[START OF Extracted information]

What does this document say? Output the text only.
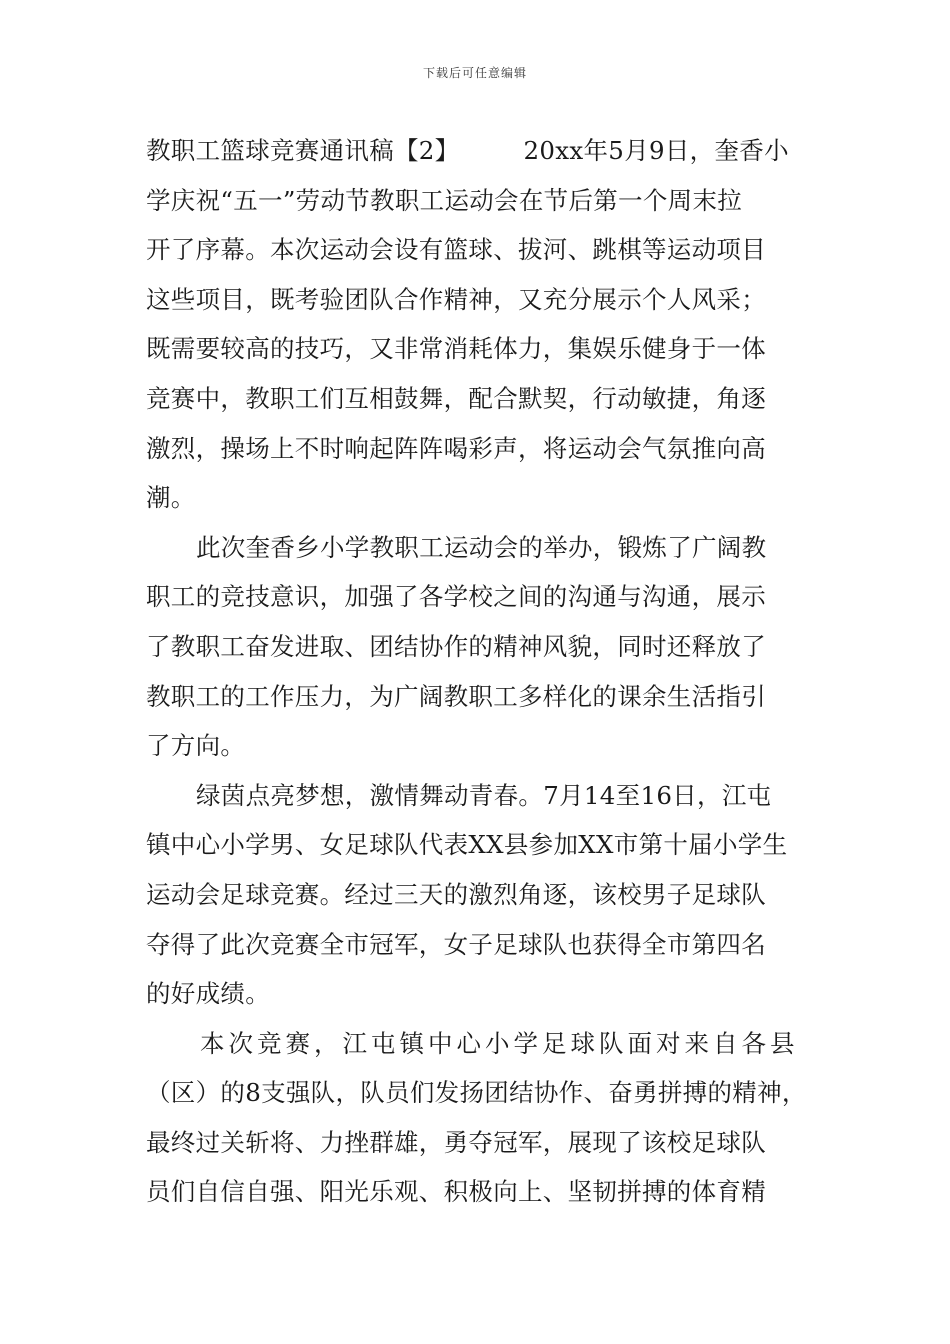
下载后可任意编辑
教职工篮球竞赛通讯稿【2】	20xx年5月9日，奎香小
学庆祝“五一”劳动节教职工运动会在节后第一个周末拉
开了序幕。本次运动会设有篮球、拔河、跳棋等运动项目
这些项目，既考验团队合作精神，又充分展示个人风采；
既需要较高的技巧，又非常消耗体力，集娱乐健身于一体
竞赛中，教职工们互相鼓舞，配合默契，行动敏捷，角逐
激烈，操场上不时响起阵阵喝彩声，将运动会气氛推向高
潮。
此次奎香乡小学教职工运动会的举办，锻炼了广阔教
职工的竞技意识，加强了各学校之间的沟通与沟通，展示
了教职工奋发进取、团结协作的精神风貌，同时还释放了
教职工的工作压力，为广阔教职工多样化的课余生活指引
了方向。
绿茵点亮梦想，激情舞动青春。7月14至16日，江屯
镇中心小学男、女足球队代表XX县参加XX市第十届小学生
运动会足球竞赛。经过三天的激烈角逐，该校男子足球队
夺得了此次竞赛全市冠军，女子足球队也获得全市第四名
的好成绩。
本次竞赛，江屯镇中心小学足球队面对来自各县
（区）的8支强队，队员们发扬团结协作、奋勇拼搏的精神，
最终过关斩将、力挫群雄，勇夺冠军，展现了该校足球队
员们自信自强、阳光乐观、积极向上、坚韧拼搏的体育精
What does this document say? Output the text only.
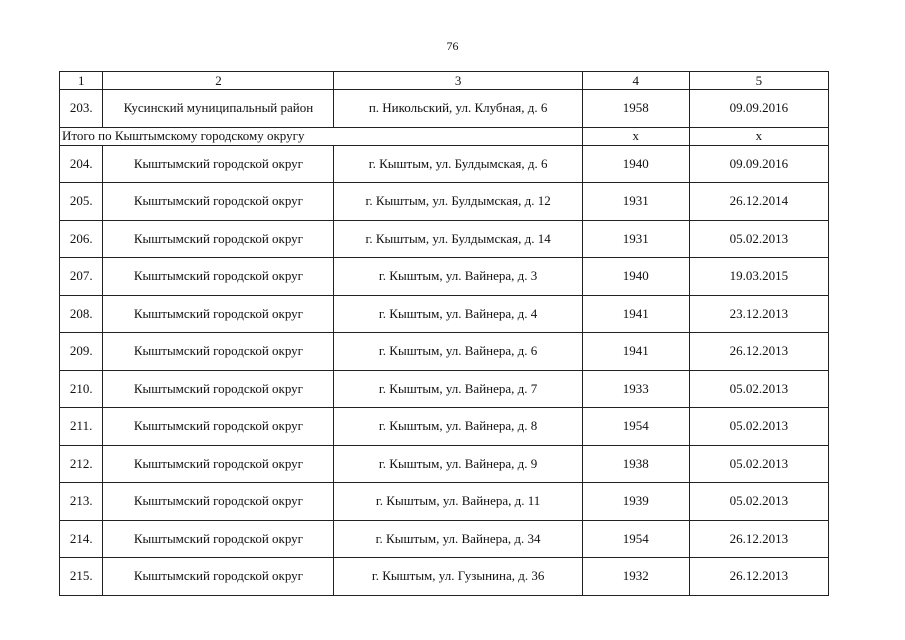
76
1	2	3	4	5
203.	Кусинский муниципальный район	п. Никольский, ул. Клубная, д. 6	1958	09.09.2016
Итого по Кыштымскому городскому округу			x	x
204.	Кыштымский городской округ	г. Кыштым, ул. Булдымская, д. 6	1940	09.09.2016
205.	Кыштымский городской округ	г. Кыштым, ул. Булдымская, д. 12	1931	26.12.2014
206.	Кыштымский городской округ	г. Кыштым, ул. Булдымская, д. 14	1931	05.02.2013
207.	Кыштымский городской округ	г. Кыштым, ул. Вайнера, д. 3	1940	19.03.2015
208.	Кыштымский городской округ	г. Кыштым, ул. Вайнера, д. 4	1941	23.12.2013
209.	Кыштымский городской округ	г. Кыштым, ул. Вайнера, д. 6	1941	26.12.2013
210.	Кыштымский городской округ	г. Кыштым, ул. Вайнера, д. 7	1933	05.02.2013
211.	Кыштымский городской округ	г. Кыштым, ул. Вайнера, д. 8	1954	05.02.2013
212.	Кыштымский городской округ	г. Кыштым, ул. Вайнера, д. 9	1938	05.02.2013
213.	Кыштымский городской округ	г. Кыштым, ул. Вайнера, д. 11	1939	05.02.2013
214.	Кыштымский городской округ	г. Кыштым, ул. Вайнера, д. 34	1954	26.12.2013
215.	Кыштымский городской округ	г. Кыштым, ул. Гузынина, д. 36	1932	26.12.2013
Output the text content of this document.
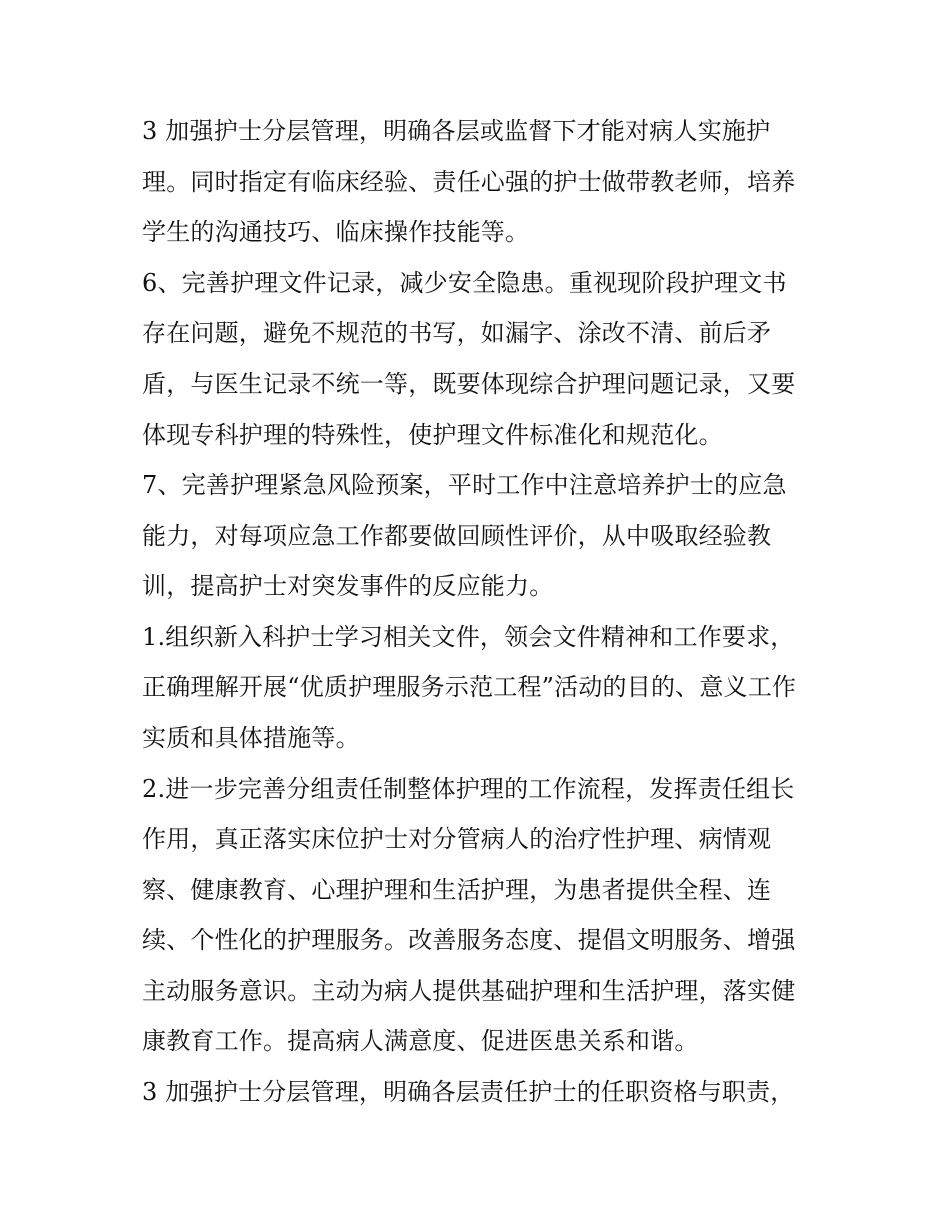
3 加强护士分层管理，明确各层或监督下才能对病人实施护
理。同时指定有临床经验、责任心强的护士做带教老师，培养
学生的沟通技巧、临床操作技能等。
6、完善护理文件记录，减少安全隐患。重视现阶段护理文书
存在问题，避免不规范的书写，如漏字、涂改不清、前后矛
盾，与医生记录不统一等，既要体现综合护理问题记录，又要
体现专科护理的特殊性，使护理文件标准化和规范化。
7、完善护理紧急风险预案，平时工作中注意培养护士的应急
能力，对每项应急工作都要做回顾性评价，从中吸取经验教
训，提高护士对突发事件的反应能力。
1.组织新入科护士学习相关文件，领会文件精神和工作要求，
正确理解开展“优质护理服务示范工程”活动的目的、意义工作
实质和具体措施等。
2.进一步完善分组责任制整体护理的工作流程，发挥责任组长
作用，真正落实床位护士对分管病人的治疗性护理、病情观
察、健康教育、心理护理和生活护理，为患者提供全程、连
续、个性化的护理服务。改善服务态度、提倡文明服务、增强
主动服务意识。主动为病人提供基础护理和生活护理，落实健
康教育工作。提高病人满意度、促进医患关系和谐。
3 加强护士分层管理，明确各层责任护士的任职资格与职责，
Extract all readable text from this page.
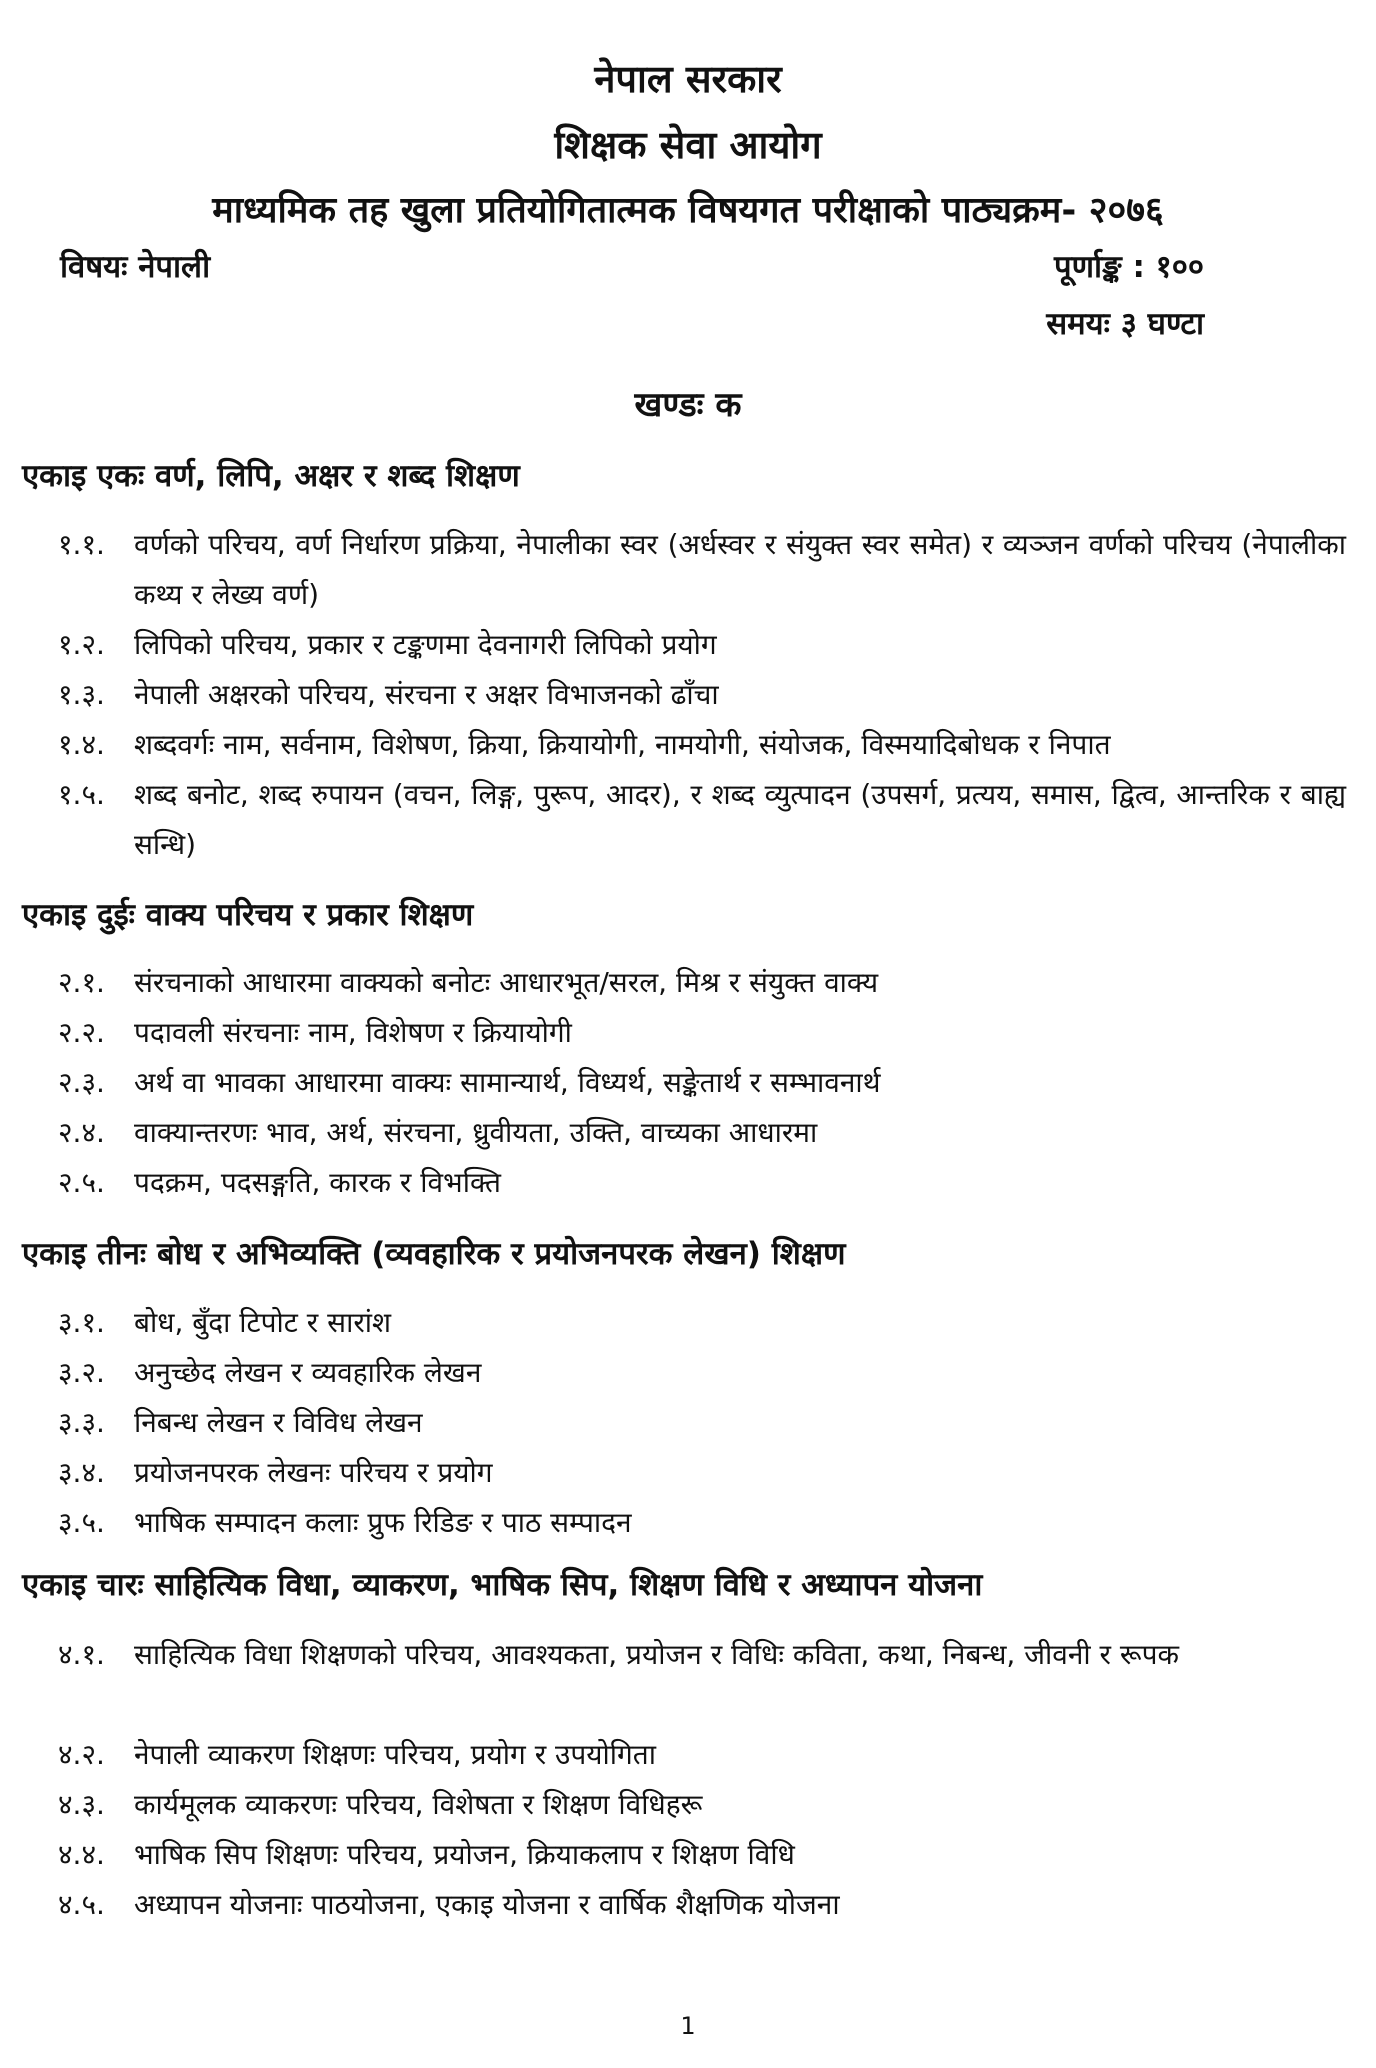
नेपाल सरकार
शिक्षक सेवा आयोग
माध्यमिक तह खुला प्रतियोगितात्मक विषयगत परीक्षाको पाठ्यक्रम- २०७६
विषयः नेपाली	पूर्णाङ्क : १००
समयः ३ घण्टा
खण्डः क
एकाइ एकः वर्ण, लिपि, अक्षर र शब्द शिक्षण
१.१.	वर्णको परिचय, वर्ण निर्धारण प्रक्रिया, नेपालीका स्वर (अर्धस्वर र संयुक्त स्वर समेत) र व्यञ्जन वर्णको परिचय (नेपालीका कथ्य र लेख्य वर्ण)
१.२.	लिपिको परिचय, प्रकार र टङ्कणमा देवनागरी लिपिको प्रयोग
१.३.	नेपाली अक्षरको परिचय, संरचना र अक्षर विभाजनको ढाँचा
१.४.	शब्दवर्गः नाम, सर्वनाम, विशेषण, क्रिया, क्रियायोगी, नामयोगी, संयोजक, विस्मयादिबोधक र निपात
१.५.	शब्द बनोट, शब्द रुपायन (वचन, लिङ्ग, पुरूप, आदर), र शब्द व्युत्पादन (उपसर्ग, प्रत्यय, समास, द्वित्व, आन्तरिक र बाह्य सन्धि)
एकाइ दुईः वाक्य परिचय र प्रकार शिक्षण
२.१.	संरचनाको आधारमा वाक्यको बनोटः आधारभूत/सरल, मिश्र र संयुक्त वाक्य
२.२.	पदावली संरचनाः नाम, विशेषण र क्रियायोगी
२.३.	अर्थ वा भावका आधारमा वाक्यः सामान्यार्थ, विध्यर्थ, सङ्केतार्थ र सम्भावनार्थ
२.४.	वाक्यान्तरणः भाव, अर्थ, संरचना, ध्रुवीयता, उक्ति, वाच्यका आधारमा
२.५.	पदक्रम, पदसङ्गति, कारक र विभक्ति
एकाइ तीनः बोध र अभिव्यक्ति (व्यवहारिक र प्रयोजनपरक लेखन) शिक्षण
३.१.	बोध, बुँदा टिपोट र सारांश
३.२.	अनुच्छेद लेखन र व्यवहारिक लेखन
३.३.	निबन्ध लेखन र विविध लेखन
३.४.	प्रयोजनपरक लेखनः परिचय र प्रयोग
३.५.	भाषिक सम्पादन कलाः प्रुफ रिडिङ र पाठ सम्पादन
एकाइ चारः साहित्यिक विधा, व्याकरण, भाषिक सिप, शिक्षण विधि र अध्यापन योजना
४.१.	साहित्यिक विधा शिक्षणको परिचय, आवश्यकता, प्रयोजन र विधिः कविता, कथा, निबन्ध, जीवनी र रूपक
४.२.	नेपाली व्याकरण शिक्षणः परिचय, प्रयोग र उपयोगिता
४.३.	कार्यमूलक व्याकरणः परिचय, विशेषता र शिक्षण विधिहरू
४.४.	भाषिक सिप शिक्षणः परिचय, प्रयोजन, क्रियाकलाप र शिक्षण विधि
४.५.	अध्यापन योजनाः पाठयोजना, एकाइ योजना र वार्षिक शैक्षणिक योजना
1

[END OF Extracted information]

## To be done
Provide only the number of lines in the records containing the string "text".

## Correct result
4